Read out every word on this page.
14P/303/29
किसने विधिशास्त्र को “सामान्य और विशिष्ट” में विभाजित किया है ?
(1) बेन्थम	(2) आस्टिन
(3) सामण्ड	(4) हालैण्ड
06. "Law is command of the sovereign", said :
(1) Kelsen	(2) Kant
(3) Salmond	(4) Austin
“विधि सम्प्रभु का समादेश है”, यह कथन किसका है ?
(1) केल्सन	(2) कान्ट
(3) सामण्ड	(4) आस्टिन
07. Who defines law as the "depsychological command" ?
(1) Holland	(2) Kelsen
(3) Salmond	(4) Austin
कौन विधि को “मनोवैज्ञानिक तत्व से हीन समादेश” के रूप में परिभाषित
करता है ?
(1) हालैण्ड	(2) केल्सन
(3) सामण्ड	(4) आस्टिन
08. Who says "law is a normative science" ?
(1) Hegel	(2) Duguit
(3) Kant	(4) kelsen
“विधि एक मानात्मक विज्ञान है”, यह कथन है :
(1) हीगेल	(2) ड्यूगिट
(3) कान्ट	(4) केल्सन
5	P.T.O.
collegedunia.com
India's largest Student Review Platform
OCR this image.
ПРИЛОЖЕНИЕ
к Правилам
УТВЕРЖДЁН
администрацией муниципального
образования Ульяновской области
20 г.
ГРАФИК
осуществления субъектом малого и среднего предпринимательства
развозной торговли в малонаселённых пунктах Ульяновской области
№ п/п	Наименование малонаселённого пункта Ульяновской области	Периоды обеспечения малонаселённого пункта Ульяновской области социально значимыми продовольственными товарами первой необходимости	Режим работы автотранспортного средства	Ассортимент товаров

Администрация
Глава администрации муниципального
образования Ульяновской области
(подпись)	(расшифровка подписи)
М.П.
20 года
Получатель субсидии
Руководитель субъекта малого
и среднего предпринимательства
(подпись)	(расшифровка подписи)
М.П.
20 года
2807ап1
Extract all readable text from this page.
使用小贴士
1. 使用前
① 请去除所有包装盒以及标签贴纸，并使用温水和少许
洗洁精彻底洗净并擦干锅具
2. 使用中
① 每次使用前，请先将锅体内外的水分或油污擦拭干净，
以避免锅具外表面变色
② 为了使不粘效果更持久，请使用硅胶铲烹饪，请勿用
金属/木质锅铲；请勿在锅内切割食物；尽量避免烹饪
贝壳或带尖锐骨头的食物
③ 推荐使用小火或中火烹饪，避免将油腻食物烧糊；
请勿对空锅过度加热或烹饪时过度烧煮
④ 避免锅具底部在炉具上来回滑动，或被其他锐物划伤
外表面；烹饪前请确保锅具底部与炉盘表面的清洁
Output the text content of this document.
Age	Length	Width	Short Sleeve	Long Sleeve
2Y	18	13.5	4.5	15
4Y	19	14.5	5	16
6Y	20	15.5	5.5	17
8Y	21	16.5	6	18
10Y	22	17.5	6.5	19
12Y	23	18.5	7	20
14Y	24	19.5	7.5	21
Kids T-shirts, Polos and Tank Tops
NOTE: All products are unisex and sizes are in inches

──────────────────────────────

## PROBLEM DETAILS
Starting from the line with "Output the text content of this document." and ending with the final line of the data, quote every line exactly, both ends included.

## WRITTEN RESPONSE
Output the text content of this document.
Age	Length	Width	Short Sleeve	Long Sleeve
2Y	18	13.5	4.5	15
4Y	19	14.5	5	16
6Y	20	15.5	5.5	17
8Y	21	16.5	6	18
10Y	22	17.5	6.5	19
12Y	23	18.5	7	20
14Y	24	19.5	7.5	21
Kids T-shirts, Polos and Tank Tops
NOTE: All products are unisex and sizes are in inches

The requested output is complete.